▸ SUPPLIED DATA:
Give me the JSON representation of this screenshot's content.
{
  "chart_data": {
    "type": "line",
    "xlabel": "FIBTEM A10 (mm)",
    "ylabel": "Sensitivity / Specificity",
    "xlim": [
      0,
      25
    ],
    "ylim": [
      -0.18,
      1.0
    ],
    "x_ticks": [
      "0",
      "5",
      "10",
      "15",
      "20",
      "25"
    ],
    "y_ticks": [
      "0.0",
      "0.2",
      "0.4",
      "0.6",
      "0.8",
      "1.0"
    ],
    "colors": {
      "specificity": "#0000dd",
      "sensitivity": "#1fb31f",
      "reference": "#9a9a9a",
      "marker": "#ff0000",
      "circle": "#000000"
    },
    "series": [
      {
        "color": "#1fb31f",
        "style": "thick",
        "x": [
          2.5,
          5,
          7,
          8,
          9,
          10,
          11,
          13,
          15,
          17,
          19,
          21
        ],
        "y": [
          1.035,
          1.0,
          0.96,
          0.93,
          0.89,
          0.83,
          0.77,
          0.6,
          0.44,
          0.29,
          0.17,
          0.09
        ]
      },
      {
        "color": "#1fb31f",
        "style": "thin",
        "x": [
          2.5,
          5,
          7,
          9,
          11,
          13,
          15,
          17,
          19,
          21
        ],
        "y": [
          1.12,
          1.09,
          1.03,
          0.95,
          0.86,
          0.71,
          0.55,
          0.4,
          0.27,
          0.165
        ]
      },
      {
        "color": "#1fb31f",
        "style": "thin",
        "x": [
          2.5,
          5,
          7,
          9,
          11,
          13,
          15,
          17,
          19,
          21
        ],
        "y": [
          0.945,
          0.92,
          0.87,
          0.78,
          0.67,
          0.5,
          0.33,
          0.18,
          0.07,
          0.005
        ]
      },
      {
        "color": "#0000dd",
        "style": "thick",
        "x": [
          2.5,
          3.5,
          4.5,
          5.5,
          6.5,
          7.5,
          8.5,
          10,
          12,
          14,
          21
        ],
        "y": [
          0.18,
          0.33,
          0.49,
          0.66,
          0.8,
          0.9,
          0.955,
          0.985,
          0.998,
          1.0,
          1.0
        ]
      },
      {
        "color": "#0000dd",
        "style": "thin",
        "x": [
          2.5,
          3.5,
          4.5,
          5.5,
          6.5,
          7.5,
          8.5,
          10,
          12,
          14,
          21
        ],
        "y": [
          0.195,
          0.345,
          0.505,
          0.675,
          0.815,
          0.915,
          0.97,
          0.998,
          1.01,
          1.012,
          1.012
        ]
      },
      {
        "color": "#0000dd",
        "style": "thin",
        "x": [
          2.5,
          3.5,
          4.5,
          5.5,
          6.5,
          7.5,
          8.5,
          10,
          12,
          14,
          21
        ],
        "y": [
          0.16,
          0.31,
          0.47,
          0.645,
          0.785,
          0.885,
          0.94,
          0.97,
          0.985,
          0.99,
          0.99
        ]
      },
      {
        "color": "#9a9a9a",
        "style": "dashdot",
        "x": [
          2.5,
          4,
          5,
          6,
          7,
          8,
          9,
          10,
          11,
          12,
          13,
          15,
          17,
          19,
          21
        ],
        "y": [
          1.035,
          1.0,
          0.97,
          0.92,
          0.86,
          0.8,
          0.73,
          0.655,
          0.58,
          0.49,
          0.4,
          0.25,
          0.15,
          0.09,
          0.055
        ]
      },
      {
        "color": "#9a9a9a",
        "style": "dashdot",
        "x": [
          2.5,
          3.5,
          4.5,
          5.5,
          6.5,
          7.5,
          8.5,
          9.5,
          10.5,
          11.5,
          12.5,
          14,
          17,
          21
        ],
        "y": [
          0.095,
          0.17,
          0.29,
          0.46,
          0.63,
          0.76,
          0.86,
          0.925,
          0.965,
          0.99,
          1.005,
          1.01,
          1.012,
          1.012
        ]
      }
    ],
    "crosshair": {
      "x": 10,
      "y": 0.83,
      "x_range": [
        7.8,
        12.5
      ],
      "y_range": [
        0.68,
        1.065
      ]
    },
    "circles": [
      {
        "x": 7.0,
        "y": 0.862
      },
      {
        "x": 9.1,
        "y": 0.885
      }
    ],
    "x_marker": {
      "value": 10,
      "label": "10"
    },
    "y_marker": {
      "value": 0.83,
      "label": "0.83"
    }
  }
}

▸ WHAT YOU SHOULD DO: Please reproduce all of the entries exactly as they stand.

▸ THE COMPLETED TASK:
Give me the JSON representation of this screenshot's content.
{
  "chart_data": {
    "type": "line",
    "xlabel": "FIBTEM A10 (mm)",
    "ylabel": "Sensitivity / Specificity",
    "xlim": [
      0,
      25
    ],
    "ylim": [
      -0.18,
      1.0
    ],
    "x_ticks": [
      "0",
      "5",
      "10",
      "15",
      "20",
      "25"
    ],
    "y_ticks": [
      "0.0",
      "0.2",
      "0.4",
      "0.6",
      "0.8",
      "1.0"
    ],
    "colors": {
      "specificity": "#0000dd",
      "sensitivity": "#1fb31f",
      "reference": "#9a9a9a",
      "marker": "#ff0000",
      "circle": "#000000"
    },
    "series": [
      {
        "color": "#1fb31f",
        "style": "thick",
        "x": [
          2.5,
          5,
          7,
          8,
          9,
          10,
          11,
          13,
          15,
          17,
          19,
          21
        ],
        "y": [
          1.035,
          1.0,
          0.96,
          0.93,
          0.89,
          0.83,
          0.77,
          0.6,
          0.44,
          0.29,
          0.17,
          0.09
        ]
      },
      {
        "color": "#1fb31f",
        "style": "thin",
        "x": [
          2.5,
          5,
          7,
          9,
          11,
          13,
          15,
          17,
          19,
          21
        ],
        "y": [
          1.12,
          1.09,
          1.03,
          0.95,
          0.86,
          0.71,
          0.55,
          0.4,
          0.27,
          0.165
        ]
      },
      {
        "color": "#1fb31f",
        "style": "thin",
        "x": [
          2.5,
          5,
          7,
          9,
          11,
          13,
          15,
          17,
          19,
          21
        ],
        "y": [
          0.945,
          0.92,
          0.87,
          0.78,
          0.67,
          0.5,
          0.33,
          0.18,
          0.07,
          0.005
        ]
      },
      {
        "color": "#0000dd",
        "style": "thick",
        "x": [
          2.5,
          3.5,
          4.5,
          5.5,
          6.5,
          7.5,
          8.5,
          10,
          12,
          14,
          21
        ],
        "y": [
          0.18,
          0.33,
          0.49,
          0.66,
          0.8,
          0.9,
          0.955,
          0.985,
          0.998,
          1.0,
          1.0
        ]
      },
      {
        "color": "#0000dd",
        "style": "thin",
        "x": [
          2.5,
          3.5,
          4.5,
          5.5,
          6.5,
          7.5,
          8.5,
          10,
          12,
          14,
          21
        ],
        "y": [
          0.195,
          0.345,
          0.505,
          0.675,
          0.815,
          0.915,
          0.97,
          0.998,
          1.01,
          1.012,
          1.012
        ]
      },
      {
        "color": "#0000dd",
        "style": "thin",
        "x": [
          2.5,
          3.5,
          4.5,
          5.5,
          6.5,
          7.5,
          8.5,
          10,
          12,
          14,
          21
        ],
        "y": [
          0.16,
          0.31,
          0.47,
          0.645,
          0.785,
          0.885,
          0.94,
          0.97,
          0.985,
          0.99,
          0.99
        ]
      },
      {
        "color": "#9a9a9a",
        "style": "dashdot",
        "x": [
          2.5,
          4,
          5,
          6,
          7,
          8,
          9,
          10,
          11,
          12,
          13,
          15,
          17,
          19,
          21
        ],
        "y": [
          1.035,
          1.0,
          0.97,
          0.92,
          0.86,
          0.8,
          0.73,
          0.655,
          0.58,
          0.49,
          0.4,
          0.25,
          0.15,
          0.09,
          0.055
        ]
      },
      {
        "color": "#9a9a9a",
        "style": "dashdot",
        "x": [
          2.5,
          3.5,
          4.5,
          5.5,
          6.5,
          7.5,
          8.5,
          9.5,
          10.5,
          11.5,
          12.5,
          14,
          17,
          21
        ],
        "y": [
          0.095,
          0.17,
          0.29,
          0.46,
          0.63,
          0.76,
          0.86,
          0.925,
          0.965,
          0.99,
          1.005,
          1.01,
          1.012,
          1.012
        ]
      }
    ],
    "crosshair": {
      "x": 10,
      "y": 0.83,
      "x_range": [
        7.8,
        12.5
      ],
      "y_range": [
        0.68,
        1.065
      ]
    },
    "circles": [
      {
        "x": 7.0,
        "y": 0.862
      },
      {
        "x": 9.1,
        "y": 0.885
      }
    ],
    "x_marker": {
      "value": 10,
      "label": "10"
    },
    "y_marker": {
      "value": 0.83,
      "label": "0.83"
    }
  }
}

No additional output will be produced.